── DATA FOR THE TASK
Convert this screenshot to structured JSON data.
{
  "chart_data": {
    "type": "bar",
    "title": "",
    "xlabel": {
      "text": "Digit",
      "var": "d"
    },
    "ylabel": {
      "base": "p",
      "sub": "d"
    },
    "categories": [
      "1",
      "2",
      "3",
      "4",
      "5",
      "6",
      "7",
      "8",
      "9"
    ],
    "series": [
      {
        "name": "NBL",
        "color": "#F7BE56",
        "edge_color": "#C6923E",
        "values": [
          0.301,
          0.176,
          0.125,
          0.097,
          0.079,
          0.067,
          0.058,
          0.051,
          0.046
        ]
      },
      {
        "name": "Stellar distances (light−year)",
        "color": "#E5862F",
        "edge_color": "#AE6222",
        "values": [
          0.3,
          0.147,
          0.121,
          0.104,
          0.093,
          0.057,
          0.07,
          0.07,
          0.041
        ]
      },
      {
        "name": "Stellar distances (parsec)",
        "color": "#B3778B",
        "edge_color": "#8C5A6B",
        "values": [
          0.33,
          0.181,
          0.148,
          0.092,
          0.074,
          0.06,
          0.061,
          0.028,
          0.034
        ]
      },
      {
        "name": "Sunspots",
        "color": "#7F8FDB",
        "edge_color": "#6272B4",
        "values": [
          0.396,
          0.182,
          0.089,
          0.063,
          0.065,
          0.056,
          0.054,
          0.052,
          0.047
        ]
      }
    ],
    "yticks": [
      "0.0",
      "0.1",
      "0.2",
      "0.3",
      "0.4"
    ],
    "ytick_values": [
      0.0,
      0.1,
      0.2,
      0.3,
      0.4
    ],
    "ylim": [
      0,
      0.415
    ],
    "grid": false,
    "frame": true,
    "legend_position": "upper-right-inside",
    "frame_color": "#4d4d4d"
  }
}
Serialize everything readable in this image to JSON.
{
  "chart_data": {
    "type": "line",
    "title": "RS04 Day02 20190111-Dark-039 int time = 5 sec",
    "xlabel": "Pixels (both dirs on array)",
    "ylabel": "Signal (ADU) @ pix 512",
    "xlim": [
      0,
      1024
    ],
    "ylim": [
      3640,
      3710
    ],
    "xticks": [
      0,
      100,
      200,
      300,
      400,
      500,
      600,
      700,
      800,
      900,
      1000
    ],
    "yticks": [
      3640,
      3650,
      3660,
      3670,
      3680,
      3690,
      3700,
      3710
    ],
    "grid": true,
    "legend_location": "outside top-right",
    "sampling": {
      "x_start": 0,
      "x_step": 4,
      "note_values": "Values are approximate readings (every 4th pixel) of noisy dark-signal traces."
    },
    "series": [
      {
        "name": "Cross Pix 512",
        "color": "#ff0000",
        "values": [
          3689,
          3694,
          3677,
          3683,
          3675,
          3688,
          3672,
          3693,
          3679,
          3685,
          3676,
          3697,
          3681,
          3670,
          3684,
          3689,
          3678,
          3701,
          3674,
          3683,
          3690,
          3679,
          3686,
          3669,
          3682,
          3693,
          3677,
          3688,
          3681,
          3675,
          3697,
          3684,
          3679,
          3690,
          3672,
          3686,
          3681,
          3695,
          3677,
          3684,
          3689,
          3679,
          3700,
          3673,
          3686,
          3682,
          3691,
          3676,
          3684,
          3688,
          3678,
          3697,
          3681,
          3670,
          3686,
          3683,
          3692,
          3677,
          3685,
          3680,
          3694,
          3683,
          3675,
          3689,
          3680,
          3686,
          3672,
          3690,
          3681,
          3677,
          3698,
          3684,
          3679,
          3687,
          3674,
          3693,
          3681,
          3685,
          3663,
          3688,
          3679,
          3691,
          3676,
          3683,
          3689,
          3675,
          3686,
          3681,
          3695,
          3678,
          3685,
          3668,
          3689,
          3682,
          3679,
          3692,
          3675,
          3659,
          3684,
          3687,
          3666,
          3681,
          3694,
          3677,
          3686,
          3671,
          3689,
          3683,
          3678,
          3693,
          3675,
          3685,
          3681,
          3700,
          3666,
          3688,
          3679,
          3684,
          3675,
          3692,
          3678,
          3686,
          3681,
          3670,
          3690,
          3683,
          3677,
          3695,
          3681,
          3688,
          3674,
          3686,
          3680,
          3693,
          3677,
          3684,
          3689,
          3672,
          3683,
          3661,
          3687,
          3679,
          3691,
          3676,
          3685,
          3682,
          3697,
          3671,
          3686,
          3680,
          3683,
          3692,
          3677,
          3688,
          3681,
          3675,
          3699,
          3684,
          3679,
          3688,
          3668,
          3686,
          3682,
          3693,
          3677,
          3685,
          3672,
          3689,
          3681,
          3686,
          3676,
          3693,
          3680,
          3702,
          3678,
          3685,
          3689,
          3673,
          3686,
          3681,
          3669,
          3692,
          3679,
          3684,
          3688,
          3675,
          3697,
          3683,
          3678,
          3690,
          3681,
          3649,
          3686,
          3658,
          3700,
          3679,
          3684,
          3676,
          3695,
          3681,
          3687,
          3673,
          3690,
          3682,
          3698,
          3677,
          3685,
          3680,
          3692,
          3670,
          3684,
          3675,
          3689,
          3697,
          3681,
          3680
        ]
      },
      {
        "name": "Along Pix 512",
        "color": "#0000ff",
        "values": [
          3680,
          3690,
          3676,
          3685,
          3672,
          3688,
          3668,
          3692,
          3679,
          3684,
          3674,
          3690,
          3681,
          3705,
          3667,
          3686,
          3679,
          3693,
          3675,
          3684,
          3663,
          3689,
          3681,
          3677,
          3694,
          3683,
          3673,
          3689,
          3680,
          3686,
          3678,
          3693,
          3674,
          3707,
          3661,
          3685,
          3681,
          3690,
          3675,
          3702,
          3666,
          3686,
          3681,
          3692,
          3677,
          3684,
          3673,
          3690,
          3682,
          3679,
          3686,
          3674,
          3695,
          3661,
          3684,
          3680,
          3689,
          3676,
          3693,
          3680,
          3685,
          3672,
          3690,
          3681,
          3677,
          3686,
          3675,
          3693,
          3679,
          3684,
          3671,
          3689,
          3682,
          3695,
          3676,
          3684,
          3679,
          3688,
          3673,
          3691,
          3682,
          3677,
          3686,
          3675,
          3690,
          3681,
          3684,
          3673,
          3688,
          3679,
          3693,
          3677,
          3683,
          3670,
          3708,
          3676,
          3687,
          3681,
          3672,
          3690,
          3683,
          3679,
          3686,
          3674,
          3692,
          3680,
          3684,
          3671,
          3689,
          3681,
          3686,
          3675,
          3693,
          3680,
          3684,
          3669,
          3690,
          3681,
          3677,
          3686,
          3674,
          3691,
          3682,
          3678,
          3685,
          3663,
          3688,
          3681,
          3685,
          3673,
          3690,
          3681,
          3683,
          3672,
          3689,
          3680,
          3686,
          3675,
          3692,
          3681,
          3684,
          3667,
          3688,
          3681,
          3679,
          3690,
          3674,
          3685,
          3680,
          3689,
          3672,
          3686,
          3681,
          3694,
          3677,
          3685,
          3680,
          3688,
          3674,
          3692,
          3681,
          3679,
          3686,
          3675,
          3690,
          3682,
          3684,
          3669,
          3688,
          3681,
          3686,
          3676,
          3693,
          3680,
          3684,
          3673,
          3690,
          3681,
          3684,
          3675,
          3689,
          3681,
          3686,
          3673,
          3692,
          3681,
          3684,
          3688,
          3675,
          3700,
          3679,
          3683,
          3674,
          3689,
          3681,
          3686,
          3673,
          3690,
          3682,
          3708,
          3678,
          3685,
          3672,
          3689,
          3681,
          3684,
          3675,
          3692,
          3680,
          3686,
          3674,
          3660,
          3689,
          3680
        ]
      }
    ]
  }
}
────
Please reproduce the entire listing, exactly as shown.

Convert this screenshot to structured JSON data.
{
  "chart_data": {
    "type": "bar",
    "title": "",
    "xlabel": {
      "text": "Digit",
      "var": "d"
    },
    "ylabel": {
      "base": "p",
      "sub": "d"
    },
    "categories": [
      "1",
      "2",
      "3",
      "4",
      "5",
      "6",
      "7",
      "8",
      "9"
    ],
    "series": [
      {
        "name": "NBL",
        "color": "#F7BE56",
        "edge_color": "#C6923E",
        "values": [
          0.301,
          0.176,
          0.125,
          0.097,
          0.079,
          0.067,
          0.058,
          0.051,
          0.046
        ]
      },
      {
        "name": "Stellar distances (light−year)",
        "color": "#E5862F",
        "edge_color": "#AE6222",
        "values": [
          0.3,
          0.147,
          0.121,
          0.104,
          0.093,
          0.057,
          0.07,
          0.07,
          0.041
        ]
      },
      {
        "name": "Stellar distances (parsec)",
        "color": "#B3778B",
        "edge_color": "#8C5A6B",
        "values": [
          0.33,
          0.181,
          0.148,
          0.092,
          0.074,
          0.06,
          0.061,
          0.028,
          0.034
        ]
      },
      {
        "name": "Sunspots",
        "color": "#7F8FDB",
        "edge_color": "#6272B4",
        "values": [
          0.396,
          0.182,
          0.089,
          0.063,
          0.065,
          0.056,
          0.054,
          0.052,
          0.047
        ]
      }
    ],
    "yticks": [
      "0.0",
      "0.1",
      "0.2",
      "0.3",
      "0.4"
    ],
    "ytick_values": [
      0.0,
      0.1,
      0.2,
      0.3,
      0.4
    ],
    "ylim": [
      0,
      0.415
    ],
    "grid": false,
    "frame": true,
    "legend_position": "upper-right-inside",
    "frame_color": "#4d4d4d"
  }
}
Serialize everything readable in this image to JSON.
{
  "chart_data": {
    "type": "line",
    "title": "RS04 Day02 20190111-Dark-039 int time = 5 sec",
    "xlabel": "Pixels (both dirs on array)",
    "ylabel": "Signal (ADU) @ pix 512",
    "xlim": [
      0,
      1024
    ],
    "ylim": [
      3640,
      3710
    ],
    "xticks": [
      0,
      100,
      200,
      300,
      400,
      500,
      600,
      700,
      800,
      900,
      1000
    ],
    "yticks": [
      3640,
      3650,
      3660,
      3670,
      3680,
      3690,
      3700,
      3710
    ],
    "grid": true,
    "legend_location": "outside top-right",
    "sampling": {
      "x_start": 0,
      "x_step": 4,
      "note_values": "Values are approximate readings (every 4th pixel) of noisy dark-signal traces."
    },
    "series": [
      {
        "name": "Cross Pix 512",
        "color": "#ff0000",
        "values": [
          3689,
          3694,
          3677,
          3683,
          3675,
          3688,
          3672,
          3693,
          3679,
          3685,
          3676,
          3697,
          3681,
          3670,
          3684,
          3689,
          3678,
          3701,
          3674,
          3683,
          3690,
          3679,
          3686,
          3669,
          3682,
          3693,
          3677,
          3688,
          3681,
          3675,
          3697,
          3684,
          3679,
          3690,
          3672,
          3686,
          3681,
          3695,
          3677,
          3684,
          3689,
          3679,
          3700,
          3673,
          3686,
          3682,
          3691,
          3676,
          3684,
          3688,
          3678,
          3697,
          3681,
          3670,
          3686,
          3683,
          3692,
          3677,
          3685,
          3680,
          3694,
          3683,
          3675,
          3689,
          3680,
          3686,
          3672,
          3690,
          3681,
          3677,
          3698,
          3684,
          3679,
          3687,
          3674,
          3693,
          3681,
          3685,
          3663,
          3688,
          3679,
          3691,
          3676,
          3683,
          3689,
          3675,
          3686,
          3681,
          3695,
          3678,
          3685,
          3668,
          3689,
          3682,
          3679,
          3692,
          3675,
          3659,
          3684,
          3687,
          3666,
          3681,
          3694,
          3677,
          3686,
          3671,
          3689,
          3683,
          3678,
          3693,
          3675,
          3685,
          3681,
          3700,
          3666,
          3688,
          3679,
          3684,
          3675,
          3692,
          3678,
          3686,
          3681,
          3670,
          3690,
          3683,
          3677,
          3695,
          3681,
          3688,
          3674,
          3686,
          3680,
          3693,
          3677,
          3684,
          3689,
          3672,
          3683,
          3661,
          3687,
          3679,
          3691,
          3676,
          3685,
          3682,
          3697,
          3671,
          3686,
          3680,
          3683,
          3692,
          3677,
          3688,
          3681,
          3675,
          3699,
          3684,
          3679,
          3688,
          3668,
          3686,
          3682,
          3693,
          3677,
          3685,
          3672,
          3689,
          3681,
          3686,
          3676,
          3693,
          3680,
          3702,
          3678,
          3685,
          3689,
          3673,
          3686,
          3681,
          3669,
          3692,
          3679,
          3684,
          3688,
          3675,
          3697,
          3683,
          3678,
          3690,
          3681,
          3649,
          3686,
          3658,
          3700,
          3679,
          3684,
          3676,
          3695,
          3681,
          3687,
          3673,
          3690,
          3682,
          3698,
          3677,
          3685,
          3680,
          3692,
          3670,
          3684,
          3675,
          3689,
          3697,
          3681,
          3680
        ]
      },
      {
        "name": "Along Pix 512",
        "color": "#0000ff",
        "values": [
          3680,
          3690,
          3676,
          3685,
          3672,
          3688,
          3668,
          3692,
          3679,
          3684,
          3674,
          3690,
          3681,
          3705,
          3667,
          3686,
          3679,
          3693,
          3675,
          3684,
          3663,
          3689,
          3681,
          3677,
          3694,
          3683,
          3673,
          3689,
          3680,
          3686,
          3678,
          3693,
          3674,
          3707,
          3661,
          3685,
          3681,
          3690,
          3675,
          3702,
          3666,
          3686,
          3681,
          3692,
          3677,
          3684,
          3673,
          3690,
          3682,
          3679,
          3686,
          3674,
          3695,
          3661,
          3684,
          3680,
          3689,
          3676,
          3693,
          3680,
          3685,
          3672,
          3690,
          3681,
          3677,
          3686,
          3675,
          3693,
          3679,
          3684,
          3671,
          3689,
          3682,
          3695,
          3676,
          3684,
          3679,
          3688,
          3673,
          3691,
          3682,
          3677,
          3686,
          3675,
          3690,
          3681,
          3684,
          3673,
          3688,
          3679,
          3693,
          3677,
          3683,
          3670,
          3708,
          3676,
          3687,
          3681,
          3672,
          3690,
          3683,
          3679,
          3686,
          3674,
          3692,
          3680,
          3684,
          3671,
          3689,
          3681,
          3686,
          3675,
          3693,
          3680,
          3684,
          3669,
          3690,
          3681,
          3677,
          3686,
          3674,
          3691,
          3682,
          3678,
          3685,
          3663,
          3688,
          3681,
          3685,
          3673,
          3690,
          3681,
          3683,
          3672,
          3689,
          3680,
          3686,
          3675,
          3692,
          3681,
          3684,
          3667,
          3688,
          3681,
          3679,
          3690,
          3674,
          3685,
          3680,
          3689,
          3672,
          3686,
          3681,
          3694,
          3677,
          3685,
          3680,
          3688,
          3674,
          3692,
          3681,
          3679,
          3686,
          3675,
          3690,
          3682,
          3684,
          3669,
          3688,
          3681,
          3686,
          3676,
          3693,
          3680,
          3684,
          3673,
          3690,
          3681,
          3684,
          3675,
          3689,
          3681,
          3686,
          3673,
          3692,
          3681,
          3684,
          3688,
          3675,
          3700,
          3679,
          3683,
          3674,
          3689,
          3681,
          3686,
          3673,
          3690,
          3682,
          3708,
          3678,
          3685,
          3672,
          3689,
          3681,
          3684,
          3675,
          3692,
          3680,
          3686,
          3674,
          3660,
          3689,
          3680
        ]
      }
    ]
  }
}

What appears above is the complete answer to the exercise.